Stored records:

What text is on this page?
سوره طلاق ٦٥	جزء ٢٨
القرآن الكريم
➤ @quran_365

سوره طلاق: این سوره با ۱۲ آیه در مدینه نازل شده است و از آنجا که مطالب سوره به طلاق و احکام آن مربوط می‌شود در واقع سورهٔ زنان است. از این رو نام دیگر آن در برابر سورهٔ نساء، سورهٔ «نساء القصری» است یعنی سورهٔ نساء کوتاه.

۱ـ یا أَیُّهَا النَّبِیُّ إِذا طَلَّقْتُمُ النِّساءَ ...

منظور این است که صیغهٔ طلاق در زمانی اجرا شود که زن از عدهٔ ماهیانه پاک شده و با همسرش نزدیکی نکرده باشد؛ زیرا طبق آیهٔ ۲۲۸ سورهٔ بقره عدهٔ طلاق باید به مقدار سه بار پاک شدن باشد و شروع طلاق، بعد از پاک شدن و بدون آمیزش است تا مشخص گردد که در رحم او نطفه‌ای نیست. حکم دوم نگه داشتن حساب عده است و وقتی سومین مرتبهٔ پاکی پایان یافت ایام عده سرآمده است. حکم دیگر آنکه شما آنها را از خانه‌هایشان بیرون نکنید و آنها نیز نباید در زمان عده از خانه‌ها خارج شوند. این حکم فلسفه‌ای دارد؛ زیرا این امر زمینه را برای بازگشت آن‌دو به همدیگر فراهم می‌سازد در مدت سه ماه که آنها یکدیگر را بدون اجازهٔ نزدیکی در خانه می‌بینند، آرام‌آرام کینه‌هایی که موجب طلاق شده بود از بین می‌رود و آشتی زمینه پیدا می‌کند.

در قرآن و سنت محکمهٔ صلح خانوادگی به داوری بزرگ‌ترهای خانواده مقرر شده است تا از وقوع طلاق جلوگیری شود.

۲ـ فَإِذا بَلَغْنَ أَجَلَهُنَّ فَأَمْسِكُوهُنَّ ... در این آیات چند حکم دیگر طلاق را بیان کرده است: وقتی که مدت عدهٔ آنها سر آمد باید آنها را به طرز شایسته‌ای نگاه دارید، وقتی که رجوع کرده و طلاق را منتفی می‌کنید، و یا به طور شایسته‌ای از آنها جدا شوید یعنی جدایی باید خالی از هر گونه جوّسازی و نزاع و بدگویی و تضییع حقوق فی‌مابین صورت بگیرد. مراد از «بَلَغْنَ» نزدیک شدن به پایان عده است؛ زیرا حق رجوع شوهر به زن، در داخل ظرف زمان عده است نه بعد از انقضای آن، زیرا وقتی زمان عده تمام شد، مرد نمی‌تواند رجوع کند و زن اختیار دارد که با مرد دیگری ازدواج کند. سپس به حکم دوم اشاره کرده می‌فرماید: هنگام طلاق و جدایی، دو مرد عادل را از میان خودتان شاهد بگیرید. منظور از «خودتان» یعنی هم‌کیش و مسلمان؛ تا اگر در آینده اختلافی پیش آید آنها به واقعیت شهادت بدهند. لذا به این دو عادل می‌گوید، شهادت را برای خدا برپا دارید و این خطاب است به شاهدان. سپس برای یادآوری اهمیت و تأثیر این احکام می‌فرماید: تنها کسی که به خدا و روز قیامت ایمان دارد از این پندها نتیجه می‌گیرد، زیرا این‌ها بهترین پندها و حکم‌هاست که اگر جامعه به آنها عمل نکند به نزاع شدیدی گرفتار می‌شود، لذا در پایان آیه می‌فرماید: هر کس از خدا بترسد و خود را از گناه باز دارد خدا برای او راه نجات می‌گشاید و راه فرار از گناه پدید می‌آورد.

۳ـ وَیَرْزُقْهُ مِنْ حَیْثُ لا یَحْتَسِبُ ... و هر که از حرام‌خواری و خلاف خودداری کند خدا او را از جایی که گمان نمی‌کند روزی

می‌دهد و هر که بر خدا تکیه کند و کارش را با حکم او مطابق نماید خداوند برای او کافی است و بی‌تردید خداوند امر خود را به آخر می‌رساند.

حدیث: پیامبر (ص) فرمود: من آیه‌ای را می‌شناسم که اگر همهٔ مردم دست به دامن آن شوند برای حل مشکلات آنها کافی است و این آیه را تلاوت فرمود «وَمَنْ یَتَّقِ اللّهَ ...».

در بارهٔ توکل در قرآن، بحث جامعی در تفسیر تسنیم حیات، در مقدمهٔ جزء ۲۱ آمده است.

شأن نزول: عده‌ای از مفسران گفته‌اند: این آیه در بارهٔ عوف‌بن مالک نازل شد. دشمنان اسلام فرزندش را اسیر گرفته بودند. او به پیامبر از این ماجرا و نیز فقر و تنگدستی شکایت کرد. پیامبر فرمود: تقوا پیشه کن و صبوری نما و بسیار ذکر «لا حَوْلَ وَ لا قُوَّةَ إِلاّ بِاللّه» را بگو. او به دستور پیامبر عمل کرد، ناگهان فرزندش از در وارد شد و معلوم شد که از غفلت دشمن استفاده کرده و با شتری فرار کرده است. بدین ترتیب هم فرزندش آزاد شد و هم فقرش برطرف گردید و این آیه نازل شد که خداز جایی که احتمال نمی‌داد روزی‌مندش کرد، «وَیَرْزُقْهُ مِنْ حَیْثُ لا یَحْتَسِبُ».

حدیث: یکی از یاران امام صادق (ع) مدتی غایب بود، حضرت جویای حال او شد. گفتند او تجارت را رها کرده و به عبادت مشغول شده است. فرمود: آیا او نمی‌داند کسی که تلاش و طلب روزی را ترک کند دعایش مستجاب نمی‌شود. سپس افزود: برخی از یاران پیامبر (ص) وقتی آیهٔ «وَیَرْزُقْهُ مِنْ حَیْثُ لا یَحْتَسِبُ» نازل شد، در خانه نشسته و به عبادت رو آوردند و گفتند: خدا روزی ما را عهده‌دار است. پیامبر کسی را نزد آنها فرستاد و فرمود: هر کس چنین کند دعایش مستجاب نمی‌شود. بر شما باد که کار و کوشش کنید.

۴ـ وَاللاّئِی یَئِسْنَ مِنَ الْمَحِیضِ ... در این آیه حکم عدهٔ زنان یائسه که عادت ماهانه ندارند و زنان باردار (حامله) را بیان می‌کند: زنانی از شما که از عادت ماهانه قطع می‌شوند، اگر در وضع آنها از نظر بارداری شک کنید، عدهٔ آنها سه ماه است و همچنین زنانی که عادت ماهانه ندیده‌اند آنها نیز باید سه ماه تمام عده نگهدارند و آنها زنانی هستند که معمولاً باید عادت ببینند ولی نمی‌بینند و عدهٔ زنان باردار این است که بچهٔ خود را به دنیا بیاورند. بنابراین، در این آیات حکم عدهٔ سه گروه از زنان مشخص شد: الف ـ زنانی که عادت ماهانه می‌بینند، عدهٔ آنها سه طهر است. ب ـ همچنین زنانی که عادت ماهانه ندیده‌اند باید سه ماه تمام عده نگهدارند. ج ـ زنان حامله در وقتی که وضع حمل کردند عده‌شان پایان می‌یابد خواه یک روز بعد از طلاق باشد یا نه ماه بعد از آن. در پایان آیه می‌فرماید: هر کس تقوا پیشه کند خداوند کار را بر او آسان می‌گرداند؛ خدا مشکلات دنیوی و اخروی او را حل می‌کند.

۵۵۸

- Problem requirements:
Report the number of lines holding the string "مشکلات", without any other words.

- Response:
2